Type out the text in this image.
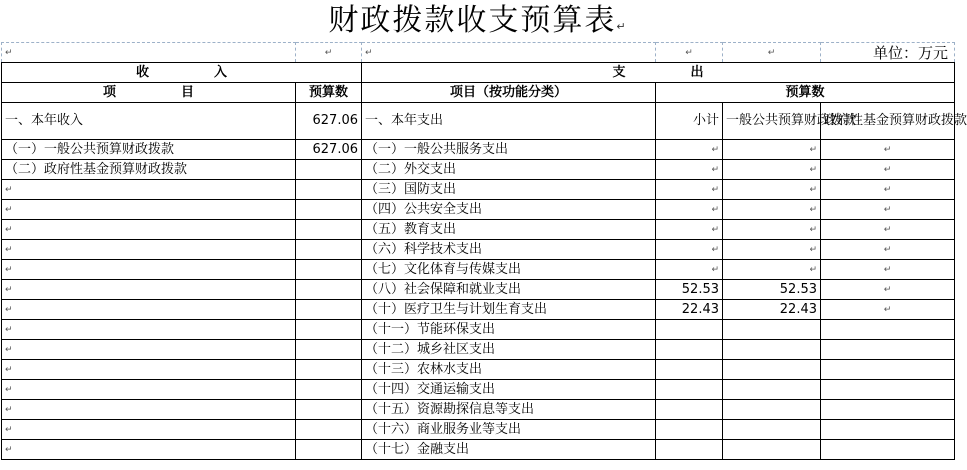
财政拨款收支预算表↵
↵	↵	↵	↵	↵	单位：万元
收　　　　　入		支　　　　　出			
项　　　　　目	预算数	项目（按功能分类）	预算数		
一、本年收入	627.06	一、本年支出	小计	一般公共预算财政拨款	政府性基金预算财政拨款
（一）一般公共预算财政拨款	627.06	（一）一般公共服务支出	↵	↵	↵
（二）政府性基金预算财政拨款		（二）外交支出	↵	↵	↵
↵		（三）国防支出	↵	↵	↵
↵		（四）公共安全支出	↵	↵	↵
↵		（五）教育支出	↵	↵	↵
↵		（六）科学技术支出	↵	↵	↵
↵		（七）文化体育与传媒支出	↵	↵	↵
↵		（八）社会保障和就业支出	52.53	52.53	↵
↵		（十）医疗卫生与计划生育支出	22.43	22.43	↵
↵		（十一）节能环保支出			
↵		（十二）城乡社区支出			
↵		（十三）农林水支出			
↵		（十四）交通运输支出			
↵		（十五）资源勘探信息等支出			
↵		（十六）商业服务业等支出			
↵		（十七）金融支出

══════

The problem: Pictures are to be left out; all else in the entries above is to be quoted exactly.

Solution for this problem:
Type out the text in this image.
财政拨款收支预算表↵
↵	↵	↵	↵	↵	单位：万元
收　　　　　入		支　　　　　出			
项　　　　　目	预算数	项目（按功能分类）	预算数		
一、本年收入	627.06	一、本年支出	小计	一般公共预算财政拨款	政府性基金预算财政拨款
（一）一般公共预算财政拨款	627.06	（一）一般公共服务支出	↵	↵	↵
（二）政府性基金预算财政拨款		（二）外交支出	↵	↵	↵
↵		（三）国防支出	↵	↵	↵
↵		（四）公共安全支出	↵	↵	↵
↵		（五）教育支出	↵	↵	↵
↵		（六）科学技术支出	↵	↵	↵
↵		（七）文化体育与传媒支出	↵	↵	↵
↵		（八）社会保障和就业支出	52.53	52.53	↵
↵		（十）医疗卫生与计划生育支出	22.43	22.43	↵
↵		（十一）节能环保支出			
↵		（十二）城乡社区支出			
↵		（十三）农林水支出			
↵		（十四）交通运输支出			
↵		（十五）资源勘探信息等支出			
↵		（十六）商业服务业等支出			
↵		（十七）金融支出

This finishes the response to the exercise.